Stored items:
################

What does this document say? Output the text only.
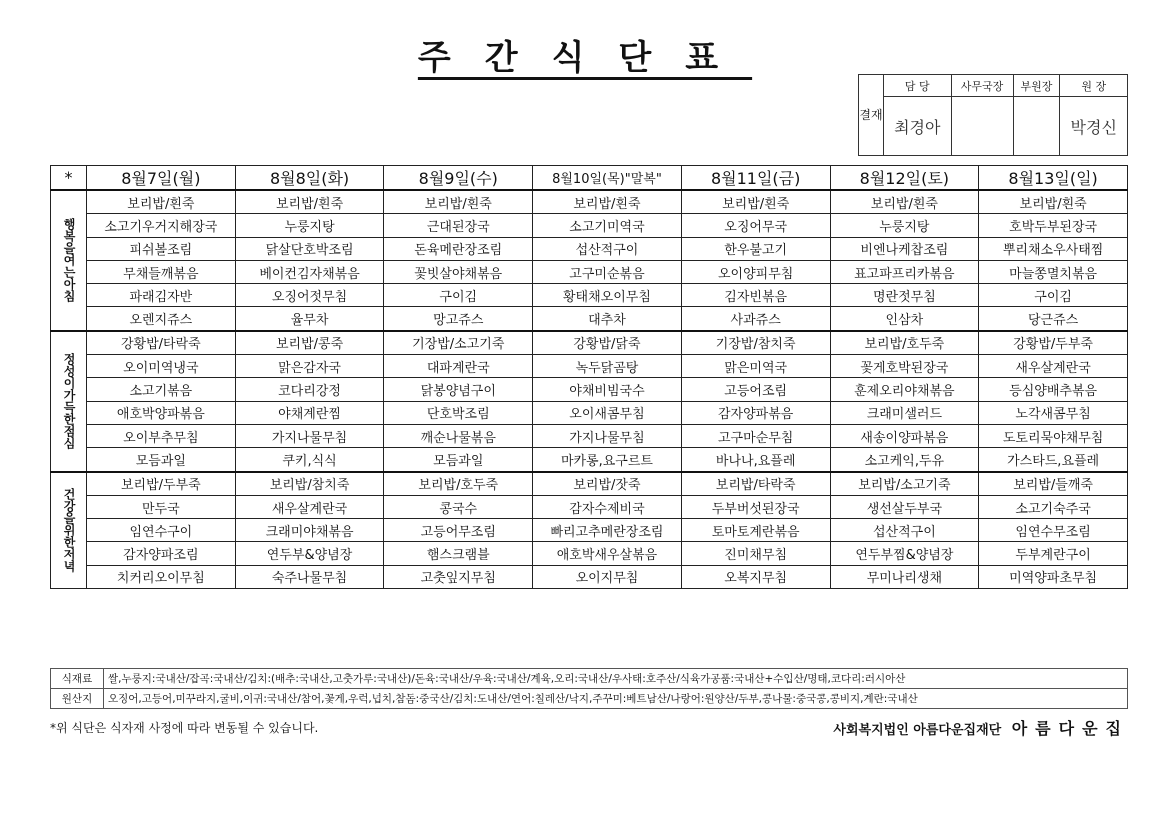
주간식단표
결재	담 당	사무국장	부원장	원 장
	최경아			박경신
*	8월7일(월)	8월8일(화)	8월9일(수)	8월10일(목)"말복"	8월11일(금)	8월12일(토)	8월13일(일)
행복을여는아침	보리밥/흰죽	보리밥/흰죽	보리밥/흰죽	보리밥/흰죽	보리밥/흰죽	보리밥/흰죽	보리밥/흰죽
	소고기우거지해장국	누룽지탕	근대된장국	소고기미역국	오징어무국	누룽지탕	호박두부된장국
	피쉬볼조림	닭살단호박조림	돈육메란장조림	섭산적구이	한우불고기	비엔나케찹조림	뿌리채소우사태찜
	무채들깨볶음	베이컨김자채볶음	꽃빗살야채볶음	고구미순볶음	오이양피무침	표고파프리카볶음	마늘쫑멸치볶음
	파래김자반	오징어젓무침	구이김	황태채오이무침	김자빈볶음	명란젓무침	구이김
	오렌지쥬스	율무차	망고쥬스	대추차	사과쥬스	인삼차	당근쥬스
정성이가득한점심	강황밥/타락죽	보리밥/콩죽	기장밥/소고기죽	강황밥/닭죽	기장밥/참치죽	보리밥/호두죽	강황밥/두부죽
	오이미역냉국	맑은감자국	대파계란국	녹두닭곰탕	맑은미역국	꽃게호박된장국	새우살계란국
	소고기볶음	코다리강정	닭봉양념구이	야채비빔국수	고등어조림	훈제오리야채볶음	등심양배추볶음
	애호박양파볶음	야채계란찜	단호박조림	오이새콤무침	감자양파볶음	크래미샐러드	노각새콤무침
	오이부추무침	가지나물무침	깨순나물볶음	가지나물무침	고구마순무침	새송이양파볶음	도토리묵야채무침
	모듬과일	쿠키,식식	모듬과일	마카롱,요구르트	바나나,요플레	소고케익,두유	가스타드,요플레
건강을위한저녁	보리밥/두부죽	보리밥/참치죽	보리밥/호두죽	보리밥/잣죽	보리밥/타락죽	보리밥/소고기죽	보리밥/들깨죽
	만두국	새우살계란국	콩국수	감자수제비국	두부버섯된장국	생선살두부국	소고기숙주국
	임연수구이	크래미야채볶음	고등어무조림	빠리고추메란장조림	토마토계란볶음	섭산적구이	임연수무조림
	감자양파조림	연두부&양념장	햄스크램블	애호박새우살볶음	진미채무침	연두부찜&양념장	두부계란구이
	치커리오이무침	숙주나물무침	고춧잎지무침	오이지무침	오복지무침	무미나리생채	미역양파초무침
식재료	쌀,누룽지:국내산/잡곡:국내산/김치:(배추:국내산,고춧가루:국내산)/돈육:국내산/우육:국내산/계육,오리:국내산/우사태:호주산/식육가공품:국내산+수입산/명태,코다리:러시아산
원산지	오징어,고등어,미꾸라지,굴비,이귀:국내산/참어,꽃게,우럭,넙치,참돔:중국산/김치:도내산/연어:칠레산/낙지,주꾸미:베트남산/나랑어:원양산/두부,콩나물:중국콩,콩비지,계란:국내산
*위 식단은 식자재 사정에 따라 변동될 수 있습니다.	사회복지법인 아름다운집재단 아름다운집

################

TASK DESCRIPTION: Find the lines above that include the string "섭산적구이" and copy them.

TASK ANSWER:
	피쉬볼조림	닭살단호박조림	돈육메란장조림	섭산적구이	한우불고기	비엔나케찹조림	뿌리채소우사태찜
	임연수구이	크래미야채볶음	고등어무조림	빠리고추메란장조림	토마토계란볶음	섭산적구이	임연수무조림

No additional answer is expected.